===== Data supplied =====

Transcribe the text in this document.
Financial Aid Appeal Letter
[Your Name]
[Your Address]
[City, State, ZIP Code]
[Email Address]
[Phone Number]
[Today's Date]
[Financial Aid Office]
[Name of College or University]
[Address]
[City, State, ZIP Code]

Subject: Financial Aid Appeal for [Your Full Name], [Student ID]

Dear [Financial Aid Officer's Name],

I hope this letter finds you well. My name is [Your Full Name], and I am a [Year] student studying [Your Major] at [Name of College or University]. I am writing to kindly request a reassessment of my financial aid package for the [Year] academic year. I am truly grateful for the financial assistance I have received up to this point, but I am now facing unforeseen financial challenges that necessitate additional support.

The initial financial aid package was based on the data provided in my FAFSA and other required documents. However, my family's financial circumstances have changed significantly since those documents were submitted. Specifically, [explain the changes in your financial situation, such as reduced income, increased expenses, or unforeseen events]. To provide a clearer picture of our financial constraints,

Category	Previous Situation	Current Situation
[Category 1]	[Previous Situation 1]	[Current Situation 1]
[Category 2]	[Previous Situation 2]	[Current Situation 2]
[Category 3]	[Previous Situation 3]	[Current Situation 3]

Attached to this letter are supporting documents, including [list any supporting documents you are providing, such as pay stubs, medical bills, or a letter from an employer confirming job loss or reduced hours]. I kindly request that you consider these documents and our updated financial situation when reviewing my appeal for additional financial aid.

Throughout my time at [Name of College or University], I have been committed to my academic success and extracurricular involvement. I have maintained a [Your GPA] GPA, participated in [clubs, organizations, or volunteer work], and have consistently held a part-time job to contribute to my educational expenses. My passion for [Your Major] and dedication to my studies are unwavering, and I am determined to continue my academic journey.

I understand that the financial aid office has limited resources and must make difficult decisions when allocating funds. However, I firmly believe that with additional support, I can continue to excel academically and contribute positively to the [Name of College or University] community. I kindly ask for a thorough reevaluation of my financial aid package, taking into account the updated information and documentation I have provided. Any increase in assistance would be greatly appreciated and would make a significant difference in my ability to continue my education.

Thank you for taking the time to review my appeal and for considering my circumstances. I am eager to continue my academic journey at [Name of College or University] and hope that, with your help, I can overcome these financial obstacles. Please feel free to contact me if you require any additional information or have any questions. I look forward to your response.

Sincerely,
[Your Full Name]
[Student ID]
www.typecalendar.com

=====

What to do =
Where a line of the material above holds the string "Category", copy that line.

Answer =
Category	Previous Situation	Current Situation
[Category 1]	[Previous Situation 1]	[Current Situation 1]
[Category 2]	[Previous Situation 2]	[Current Situation 2]
[Category 3]	[Previous Situation 3]	[Current Situation 3]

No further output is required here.